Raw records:
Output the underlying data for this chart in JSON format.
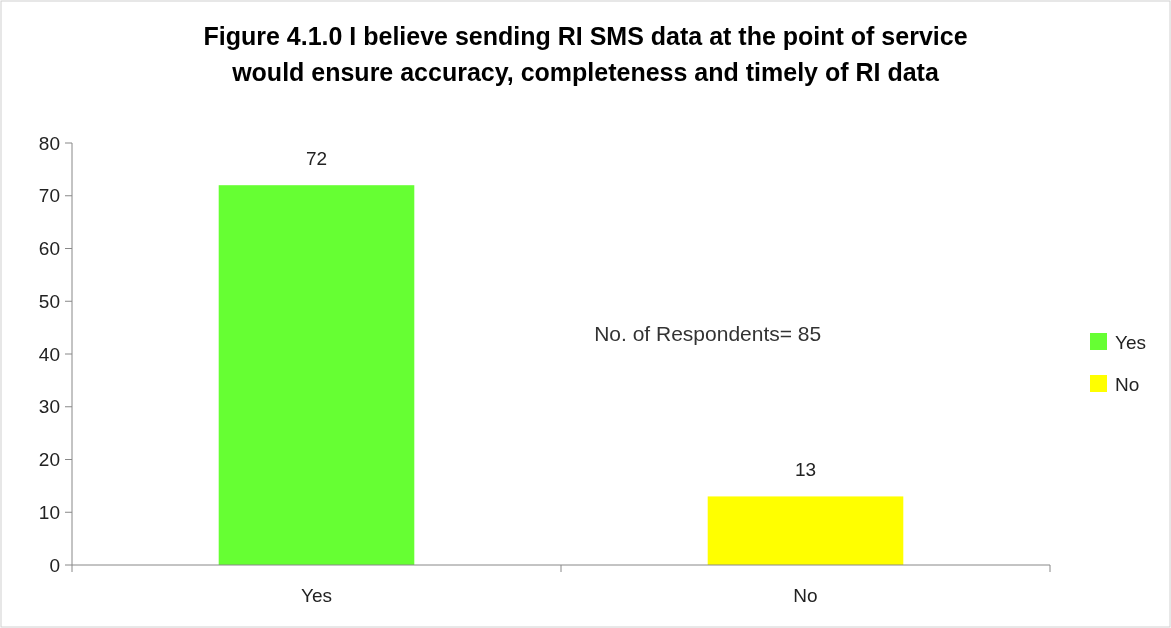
{
  "chart_data": {
    "type": "bar",
    "title": "Figure 4.1.0 I believe sending RI SMS data at the point of service would ensure accuracy, completeness and timely of RI data",
    "categories": [
      "Yes",
      "No"
    ],
    "series": [
      {
        "name": "Yes",
        "color": "#66ff33",
        "values": [
          72,
          null
        ]
      },
      {
        "name": "No",
        "color": "#ffff00",
        "values": [
          null,
          13
        ]
      }
    ],
    "ylim": [
      0,
      80
    ],
    "yticks": [
      0,
      10,
      20,
      30,
      40,
      50,
      60,
      70,
      80
    ],
    "data_labels": true,
    "legend": "right",
    "grid": false,
    "annotations": [
      "No. of Respondents= 85"
    ]
  }
}
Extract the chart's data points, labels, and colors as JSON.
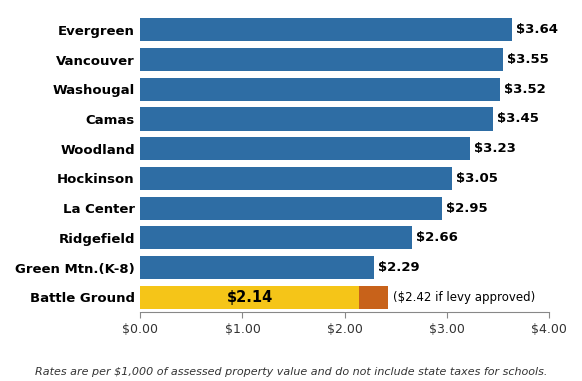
{
  "categories": [
    "Battle Ground",
    "Green Mtn.(K-8)",
    "Ridgefield",
    "La Center",
    "Hockinson",
    "Woodland",
    "Camas",
    "Washougal",
    "Vancouver",
    "Evergreen"
  ],
  "values": [
    2.14,
    2.29,
    2.66,
    2.95,
    3.05,
    3.23,
    3.45,
    3.52,
    3.55,
    3.64
  ],
  "labels": [
    "$2.14",
    "$2.29",
    "$2.66",
    "$2.95",
    "$3.05",
    "$3.23",
    "$3.45",
    "$3.52",
    "$3.55",
    "$3.64"
  ],
  "bar_colors": [
    "#F5C518",
    "#2E6DA4",
    "#2E6DA4",
    "#2E6DA4",
    "#2E6DA4",
    "#2E6DA4",
    "#2E6DA4",
    "#2E6DA4",
    "#2E6DA4",
    "#2E6DA4"
  ],
  "battle_ground_extension": 0.28,
  "battle_ground_extension_color": "#C8621A",
  "battle_ground_extension_label": "($2.42 if levy approved)",
  "battle_ground_label_value": "$2.14",
  "xlim": [
    0,
    4.0
  ],
  "xticks": [
    0.0,
    1.0,
    2.0,
    3.0,
    4.0
  ],
  "xtick_labels": [
    "$0.00",
    "$1.00",
    "$2.00",
    "$3.00",
    "$4.00"
  ],
  "footnote": "Rates are per $1,000 of assessed property value and do not include state taxes for schools.",
  "background_color": "#FFFFFF",
  "bar_height": 0.78,
  "label_fontsize": 9.5,
  "tick_fontsize": 9,
  "footnote_fontsize": 8,
  "value_label_fontweight": "bold",
  "ytick_fontsize": 9.5,
  "ytick_fontweight": "bold"
}
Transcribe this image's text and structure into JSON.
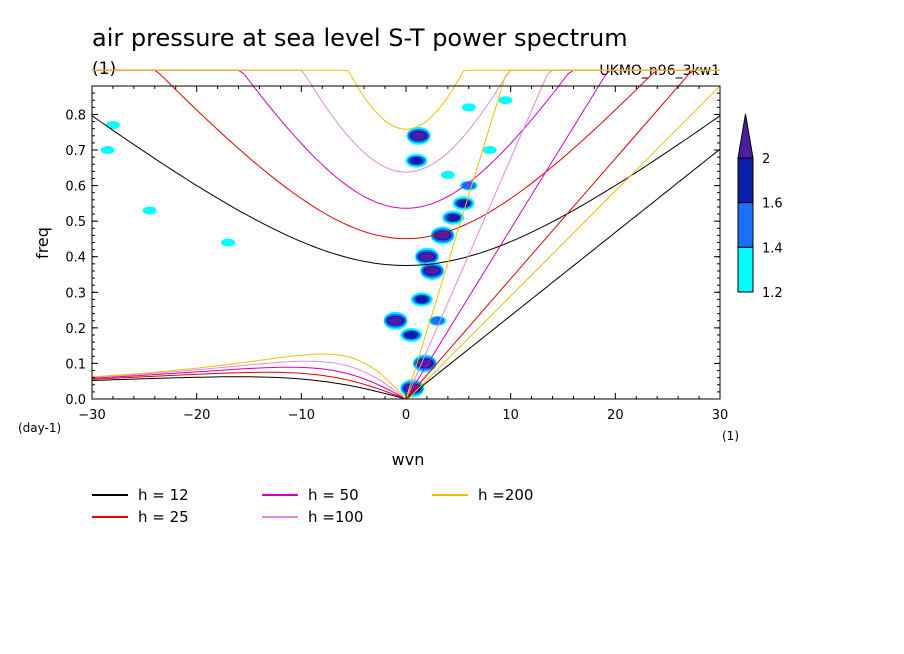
{
  "chart_data": {
    "type": "contour",
    "title": "air pressure at sea level S-T power spectrum",
    "units_left": "(1)",
    "model": "UKMO_n96_3kw1",
    "xlabel": "wvn",
    "ylabel": "freq",
    "x_unit": "(1)",
    "y_unit": "(day-1)",
    "xlim": [
      -30,
      30
    ],
    "ylim": [
      0,
      0.88
    ],
    "x_ticks": [
      -30,
      -20,
      -10,
      0,
      10,
      20,
      30
    ],
    "x_tick_labels": [
      "−30",
      "−20",
      "−10",
      "0",
      "10",
      "20",
      "30"
    ],
    "y_ticks": [
      0.0,
      0.1,
      0.2,
      0.3,
      0.4,
      0.5,
      0.6,
      0.7,
      0.8
    ],
    "y_tick_labels": [
      "0.0",
      "0.1",
      "0.2",
      "0.3",
      "0.4",
      "0.5",
      "0.6",
      "0.7",
      "0.8"
    ],
    "colorbar": {
      "levels": [
        "1.2",
        "1.4",
        "1.6",
        "2"
      ],
      "colors": [
        "#00ffff",
        "#1a6fff",
        "#0a1fa8",
        "#4b1fa0"
      ]
    },
    "dispersion_curves": [
      {
        "label": "h = 12",
        "h": 12,
        "color": "#000000"
      },
      {
        "label": "h = 25",
        "h": 25,
        "color": "#e00000"
      },
      {
        "label": "h = 50",
        "h": 50,
        "color": "#d000c0"
      },
      {
        "label": "h =100",
        "h": 100,
        "color": "#e08ae0"
      },
      {
        "label": "h =200",
        "h": 200,
        "color": "#f0c000"
      }
    ],
    "spectral_blobs": [
      {
        "x": 1.2,
        "y": 0.74,
        "level": 3
      },
      {
        "x": 1.0,
        "y": 0.67,
        "level": 2
      },
      {
        "x": 2.0,
        "y": 0.4,
        "level": 3
      },
      {
        "x": 3.5,
        "y": 0.46,
        "level": 3
      },
      {
        "x": 4.5,
        "y": 0.51,
        "level": 2
      },
      {
        "x": 5.5,
        "y": 0.55,
        "level": 2
      },
      {
        "x": 6.0,
        "y": 0.6,
        "level": 1
      },
      {
        "x": 2.5,
        "y": 0.36,
        "level": 3
      },
      {
        "x": 1.5,
        "y": 0.28,
        "level": 2
      },
      {
        "x": -1.0,
        "y": 0.22,
        "level": 3
      },
      {
        "x": 0.5,
        "y": 0.18,
        "level": 2
      },
      {
        "x": 1.8,
        "y": 0.1,
        "level": 3
      },
      {
        "x": 0.6,
        "y": 0.03,
        "level": 3
      },
      {
        "x": 3.0,
        "y": 0.22,
        "level": 1
      },
      {
        "x": 8.0,
        "y": 0.7,
        "level": 0
      },
      {
        "x": 9.5,
        "y": 0.84,
        "level": 0
      },
      {
        "x": 6.0,
        "y": 0.82,
        "level": 0
      },
      {
        "x": 4.0,
        "y": 0.63,
        "level": 0
      },
      {
        "x": -28.0,
        "y": 0.77,
        "level": 0
      },
      {
        "x": -28.5,
        "y": 0.7,
        "level": 0
      },
      {
        "x": -24.5,
        "y": 0.53,
        "level": 0
      },
      {
        "x": -17.0,
        "y": 0.44,
        "level": 0
      }
    ]
  }
}
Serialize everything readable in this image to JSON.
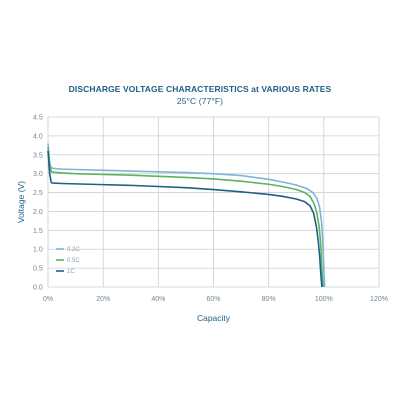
{
  "chart_data": {
    "type": "line",
    "title": "DISCHARGE VOLTAGE CHARACTERISTICS at VARIOUS RATES",
    "subtitle": "25°C (77°F)",
    "xlabel": "Capacity",
    "ylabel": "Voltage (V)",
    "xlim": [
      0,
      120
    ],
    "ylim": [
      0,
      4.5
    ],
    "xticks": [
      "0%",
      "20%",
      "40%",
      "60%",
      "80%",
      "100%",
      "120%"
    ],
    "yticks": [
      "0.0",
      "0.5",
      "1.0",
      "1.5",
      "2.0",
      "2.5",
      "3.0",
      "3.5",
      "4.0",
      "4.5"
    ],
    "grid": true,
    "legend_position": "bottom-left",
    "series": [
      {
        "name": "0.2C",
        "color": "#7fb3d9",
        "x": [
          0,
          0.6,
          1.2,
          2,
          5,
          10,
          20,
          30,
          40,
          50,
          60,
          70,
          80,
          85,
          90,
          94,
          96,
          97.5,
          98.5,
          99.2,
          99.6,
          100,
          100.3
        ],
        "y": [
          3.8,
          3.3,
          3.15,
          3.14,
          3.12,
          3.11,
          3.09,
          3.07,
          3.05,
          3.03,
          3.0,
          2.95,
          2.85,
          2.78,
          2.7,
          2.6,
          2.5,
          2.35,
          2.1,
          1.7,
          1.2,
          0.5,
          0.0
        ]
      },
      {
        "name": "0.5C",
        "color": "#5bb35b",
        "x": [
          0,
          0.6,
          1.2,
          2,
          5,
          10,
          20,
          30,
          40,
          50,
          60,
          70,
          80,
          85,
          90,
          93,
          95,
          96.5,
          97.5,
          98.3,
          98.9,
          99.3,
          99.7
        ],
        "y": [
          3.7,
          3.2,
          3.05,
          3.04,
          3.02,
          3.0,
          2.98,
          2.96,
          2.93,
          2.9,
          2.86,
          2.8,
          2.72,
          2.66,
          2.58,
          2.5,
          2.4,
          2.2,
          1.95,
          1.6,
          1.1,
          0.5,
          0.0
        ]
      },
      {
        "name": "1C",
        "color": "#1f5f86",
        "x": [
          0,
          0.6,
          1.2,
          2,
          5,
          10,
          20,
          30,
          40,
          50,
          60,
          70,
          80,
          85,
          90,
          93,
          95,
          96.3,
          97.3,
          98.0,
          98.5,
          98.9,
          99.3
        ],
        "y": [
          3.6,
          3.0,
          2.76,
          2.75,
          2.74,
          2.73,
          2.71,
          2.69,
          2.66,
          2.63,
          2.58,
          2.52,
          2.45,
          2.4,
          2.33,
          2.26,
          2.15,
          1.95,
          1.6,
          1.2,
          0.8,
          0.35,
          0.0
        ]
      }
    ]
  }
}
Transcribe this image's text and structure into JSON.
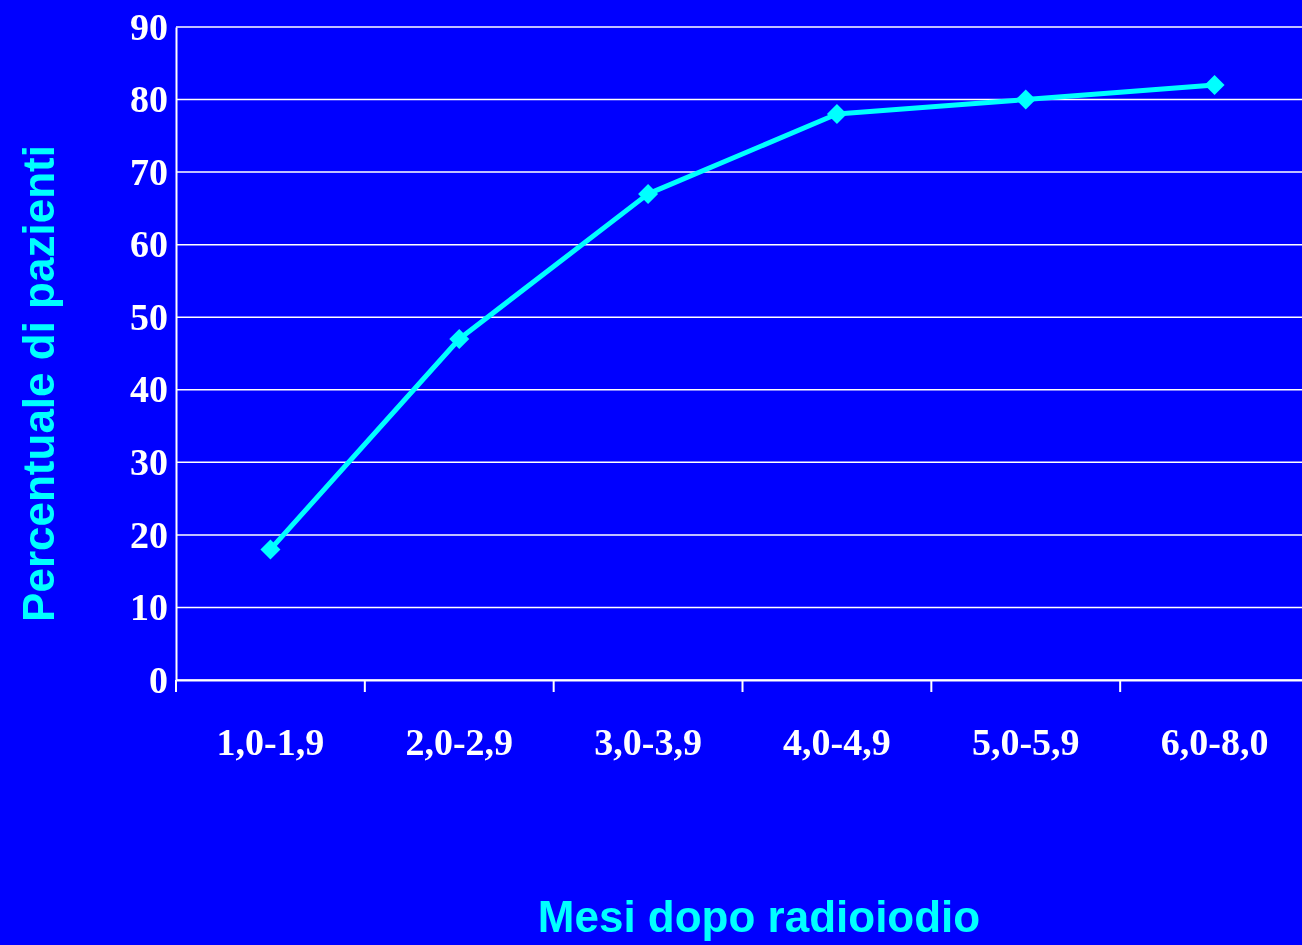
{
  "chart_data": {
    "type": "line",
    "xlabel": "Mesi dopo radioiodio",
    "ylabel": "Percentuale di pazienti",
    "categories": [
      "1,0-1,9",
      "2,0-2,9",
      "3,0-3,9",
      "4,0-4,9",
      "5,0-5,9",
      "6,0-8,0"
    ],
    "series": [
      {
        "color": "#00ffff",
        "values": [
          18,
          47,
          67,
          78,
          80,
          82
        ]
      }
    ],
    "ylim": [
      0,
      90
    ],
    "yticks": [
      0,
      10,
      20,
      30,
      40,
      50,
      60,
      70,
      80,
      90
    ],
    "grid": "y",
    "marker": "diamond",
    "line_style": "solid"
  }
}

* What is being asked: Search the listing for the word "xlabel". Copy every line in which it occurs.

* Answer to this problem:
    "xlabel": "wvn",
    "xlabel": "Capacity",
    "xlabel": "Mesi dopo radioiodio",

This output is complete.